** start EXCERPTED RECORDS **

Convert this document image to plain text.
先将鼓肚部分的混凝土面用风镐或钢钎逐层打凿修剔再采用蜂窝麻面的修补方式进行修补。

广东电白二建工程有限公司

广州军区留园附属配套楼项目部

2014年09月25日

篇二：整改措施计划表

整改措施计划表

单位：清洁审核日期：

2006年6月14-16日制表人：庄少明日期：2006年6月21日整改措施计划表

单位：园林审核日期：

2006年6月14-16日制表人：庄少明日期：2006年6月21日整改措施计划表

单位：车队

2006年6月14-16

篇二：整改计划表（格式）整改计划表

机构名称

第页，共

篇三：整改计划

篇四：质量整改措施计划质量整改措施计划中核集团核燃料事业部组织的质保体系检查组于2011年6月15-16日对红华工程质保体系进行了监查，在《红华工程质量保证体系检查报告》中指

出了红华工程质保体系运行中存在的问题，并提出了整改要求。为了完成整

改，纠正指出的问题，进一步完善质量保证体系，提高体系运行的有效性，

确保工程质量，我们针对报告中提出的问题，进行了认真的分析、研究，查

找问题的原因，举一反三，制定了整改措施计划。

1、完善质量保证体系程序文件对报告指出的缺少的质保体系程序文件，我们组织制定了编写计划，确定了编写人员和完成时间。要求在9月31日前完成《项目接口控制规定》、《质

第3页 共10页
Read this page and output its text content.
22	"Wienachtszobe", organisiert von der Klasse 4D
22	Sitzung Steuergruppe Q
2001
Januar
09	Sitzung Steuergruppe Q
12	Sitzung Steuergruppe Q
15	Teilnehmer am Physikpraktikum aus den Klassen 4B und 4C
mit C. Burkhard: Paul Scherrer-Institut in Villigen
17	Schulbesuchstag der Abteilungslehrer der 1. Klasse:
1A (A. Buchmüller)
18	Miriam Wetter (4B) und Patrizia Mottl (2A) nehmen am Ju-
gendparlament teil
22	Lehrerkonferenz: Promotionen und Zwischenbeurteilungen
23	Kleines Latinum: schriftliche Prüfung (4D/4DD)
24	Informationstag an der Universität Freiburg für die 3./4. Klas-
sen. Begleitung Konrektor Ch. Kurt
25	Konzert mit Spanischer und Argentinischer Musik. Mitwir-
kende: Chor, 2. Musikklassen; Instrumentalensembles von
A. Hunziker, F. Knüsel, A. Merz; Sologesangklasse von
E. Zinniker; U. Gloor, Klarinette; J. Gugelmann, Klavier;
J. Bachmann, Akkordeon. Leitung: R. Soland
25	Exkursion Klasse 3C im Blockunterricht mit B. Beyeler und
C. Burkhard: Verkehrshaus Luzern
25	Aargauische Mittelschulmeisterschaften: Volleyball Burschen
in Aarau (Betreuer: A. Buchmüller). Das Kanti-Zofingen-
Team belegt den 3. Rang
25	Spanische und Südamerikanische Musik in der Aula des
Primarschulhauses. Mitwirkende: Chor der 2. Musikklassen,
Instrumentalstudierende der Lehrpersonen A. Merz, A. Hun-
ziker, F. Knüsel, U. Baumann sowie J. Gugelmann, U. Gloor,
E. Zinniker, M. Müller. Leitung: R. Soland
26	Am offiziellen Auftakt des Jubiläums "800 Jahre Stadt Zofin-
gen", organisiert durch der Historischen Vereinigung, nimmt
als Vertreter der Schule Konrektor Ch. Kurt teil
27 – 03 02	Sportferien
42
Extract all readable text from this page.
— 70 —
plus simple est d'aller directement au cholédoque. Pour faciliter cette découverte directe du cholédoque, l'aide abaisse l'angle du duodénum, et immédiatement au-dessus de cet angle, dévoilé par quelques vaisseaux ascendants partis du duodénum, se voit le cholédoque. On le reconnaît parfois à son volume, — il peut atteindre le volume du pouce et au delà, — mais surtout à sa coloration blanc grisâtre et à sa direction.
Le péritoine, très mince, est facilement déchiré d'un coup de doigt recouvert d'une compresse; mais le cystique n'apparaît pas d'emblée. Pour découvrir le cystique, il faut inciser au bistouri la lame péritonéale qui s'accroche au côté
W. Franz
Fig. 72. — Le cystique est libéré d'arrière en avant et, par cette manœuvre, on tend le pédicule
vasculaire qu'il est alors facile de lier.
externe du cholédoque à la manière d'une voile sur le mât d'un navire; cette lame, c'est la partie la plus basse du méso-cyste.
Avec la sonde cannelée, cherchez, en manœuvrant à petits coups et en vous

** end EXCERPTED RECORDS **

■ **JOB**: Extract every line above containing the word "Konrektor".

■ **WRITTEN ANSWER**:
sen. Begleitung Konrektor Ch. Kurt
als Vertreter der Schule Konrektor Ch. Kurt teil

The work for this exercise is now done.